* START Records *

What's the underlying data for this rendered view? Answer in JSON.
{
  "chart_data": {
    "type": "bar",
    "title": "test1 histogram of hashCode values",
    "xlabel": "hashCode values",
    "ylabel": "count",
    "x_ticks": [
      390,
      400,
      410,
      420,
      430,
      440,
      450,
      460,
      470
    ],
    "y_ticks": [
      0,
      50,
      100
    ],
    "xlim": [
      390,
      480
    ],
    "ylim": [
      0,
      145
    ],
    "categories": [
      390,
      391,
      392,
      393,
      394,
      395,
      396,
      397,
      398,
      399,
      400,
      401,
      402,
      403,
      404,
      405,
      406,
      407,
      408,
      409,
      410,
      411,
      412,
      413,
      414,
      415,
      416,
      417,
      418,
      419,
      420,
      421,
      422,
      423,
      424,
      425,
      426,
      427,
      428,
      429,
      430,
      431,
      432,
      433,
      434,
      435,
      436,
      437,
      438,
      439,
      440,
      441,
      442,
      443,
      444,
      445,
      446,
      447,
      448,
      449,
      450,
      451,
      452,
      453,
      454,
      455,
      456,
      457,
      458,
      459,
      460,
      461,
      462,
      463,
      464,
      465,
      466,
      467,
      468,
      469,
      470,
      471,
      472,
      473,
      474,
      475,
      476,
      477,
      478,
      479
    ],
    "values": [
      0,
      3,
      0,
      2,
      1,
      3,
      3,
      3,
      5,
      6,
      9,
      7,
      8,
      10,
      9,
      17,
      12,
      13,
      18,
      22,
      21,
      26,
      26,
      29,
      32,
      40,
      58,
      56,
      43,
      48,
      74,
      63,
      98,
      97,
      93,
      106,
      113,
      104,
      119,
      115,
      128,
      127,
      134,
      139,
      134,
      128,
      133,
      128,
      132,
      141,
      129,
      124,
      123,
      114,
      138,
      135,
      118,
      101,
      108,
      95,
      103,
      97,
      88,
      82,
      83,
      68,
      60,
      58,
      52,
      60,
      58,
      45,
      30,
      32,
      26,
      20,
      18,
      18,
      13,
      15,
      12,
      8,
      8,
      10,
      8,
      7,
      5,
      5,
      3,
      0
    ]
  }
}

* END Records *

=== What is being asked ===
Filter the listing above by the word "hashCode"; copy each line that passes.

=== Exercise response ===
    "title": "test1 histogram of hashCode values",
    "xlabel": "hashCode values",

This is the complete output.